Dataset items:
:::::

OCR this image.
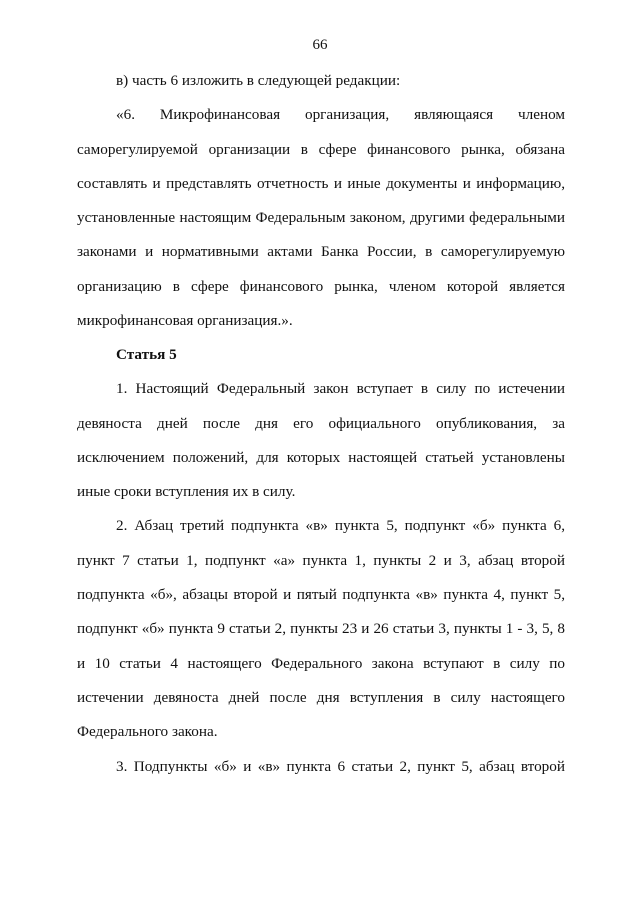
66
в) часть 6 изложить в следующей редакции:
«6. Микрофинансовая организация, являющаяся членом
саморегулируемой организации в сфере финансового рынка, обязана
составлять и представлять отчетность и иные документы и информацию,
установленные настоящим Федеральным законом, другими федеральными
законами и нормативными актами Банка России, в саморегулируемую
организацию в сфере финансового рынка, членом которой является
микрофинансовая организация.».
Статья 5
1. Настоящий Федеральный закон вступает в силу по истечении
девяноста дней после дня его официального опубликования, за
исключением положений, для которых настоящей статьей установлены
иные сроки вступления их в силу.
2. Абзац третий подпункта «в» пункта 5, подпункт «б» пункта 6,
пункт 7 статьи 1, подпункт «а» пункта 1, пункты 2 и 3, абзац второй
подпункта «б», абзацы второй и пятый подпункта «в» пункта 4, пункт 5,
подпункт «б» пункта 9 статьи 2, пункты 23 и 26 статьи 3, пункты 1 - 3, 5, 8
и 10 статьи 4 настоящего Федерального закона вступают в силу по
истечении девяноста дней после дня вступления в силу настоящего
Федерального закона.
3. Подпункты «б» и «в» пункта 6 статьи 2, пункт 5, абзац второй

:::::

Every entry should be returned exactly as written, minus the pictures.

Result below:
OCR this image.
66
в) часть 6 изложить в следующей редакции:
«6. Микрофинансовая организация, являющаяся членом
саморегулируемой организации в сфере финансового рынка, обязана
составлять и представлять отчетность и иные документы и информацию,
установленные настоящим Федеральным законом, другими федеральными
законами и нормативными актами Банка России, в саморегулируемую
организацию в сфере финансового рынка, членом которой является
микрофинансовая организация.».
Статья 5
1. Настоящий Федеральный закон вступает в силу по истечении
девяноста дней после дня его официального опубликования, за
исключением положений, для которых настоящей статьей установлены
иные сроки вступления их в силу.
2. Абзац третий подпункта «в» пункта 5, подпункт «б» пункта 6,
пункт 7 статьи 1, подпункт «а» пункта 1, пункты 2 и 3, абзац второй
подпункта «б», абзацы второй и пятый подпункта «в» пункта 4, пункт 5,
подпункт «б» пункта 9 статьи 2, пункты 23 и 26 статьи 3, пункты 1 - 3, 5, 8
и 10 статьи 4 настоящего Федерального закона вступают в силу по
истечении девяноста дней после дня вступления в силу настоящего
Федерального закона.
3. Подпункты «б» и «в» пункта 6 статьи 2, пункт 5, абзац второй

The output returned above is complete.